(Saved data entries)
— Begin —
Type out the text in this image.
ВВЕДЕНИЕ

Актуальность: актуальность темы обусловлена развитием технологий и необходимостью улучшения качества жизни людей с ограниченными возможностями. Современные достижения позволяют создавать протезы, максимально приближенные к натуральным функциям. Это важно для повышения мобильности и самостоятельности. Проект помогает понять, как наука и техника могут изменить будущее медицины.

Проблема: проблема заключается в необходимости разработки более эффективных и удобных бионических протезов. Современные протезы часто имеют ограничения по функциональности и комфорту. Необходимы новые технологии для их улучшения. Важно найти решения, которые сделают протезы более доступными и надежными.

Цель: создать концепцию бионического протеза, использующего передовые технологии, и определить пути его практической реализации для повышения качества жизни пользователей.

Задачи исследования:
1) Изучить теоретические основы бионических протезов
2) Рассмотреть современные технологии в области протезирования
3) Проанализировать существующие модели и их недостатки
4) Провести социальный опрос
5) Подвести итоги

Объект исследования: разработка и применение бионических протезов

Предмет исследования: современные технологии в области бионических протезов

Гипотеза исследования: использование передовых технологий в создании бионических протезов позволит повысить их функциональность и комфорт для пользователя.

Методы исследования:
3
— End —
Objective – Retype the material in full, character for character.

Final result –
Type out the text in this image.
ВВЕДЕНИЕ

Актуальность: актуальность темы обусловлена развитием технологий и необходимостью улучшения качества жизни людей с ограниченными возможностями. Современные достижения позволяют создавать протезы, максимально приближенные к натуральным функциям. Это важно для повышения мобильности и самостоятельности. Проект помогает понять, как наука и техника могут изменить будущее медицины.

Проблема: проблема заключается в необходимости разработки более эффективных и удобных бионических протезов. Современные протезы часто имеют ограничения по функциональности и комфорту. Необходимы новые технологии для их улучшения. Важно найти решения, которые сделают протезы более доступными и надежными.

Цель: создать концепцию бионического протеза, использующего передовые технологии, и определить пути его практической реализации для повышения качества жизни пользователей.

Задачи исследования:
1) Изучить теоретические основы бионических протезов
2) Рассмотреть современные технологии в области протезирования
3) Проанализировать существующие модели и их недостатки
4) Провести социальный опрос
5) Подвести итоги

Объект исследования: разработка и применение бионических протезов

Предмет исследования: современные технологии в области бионических протезов

Гипотеза исследования: использование передовых технологий в создании бионических протезов позволит повысить их функциональность и комфорт для пользователя.

Методы исследования:
3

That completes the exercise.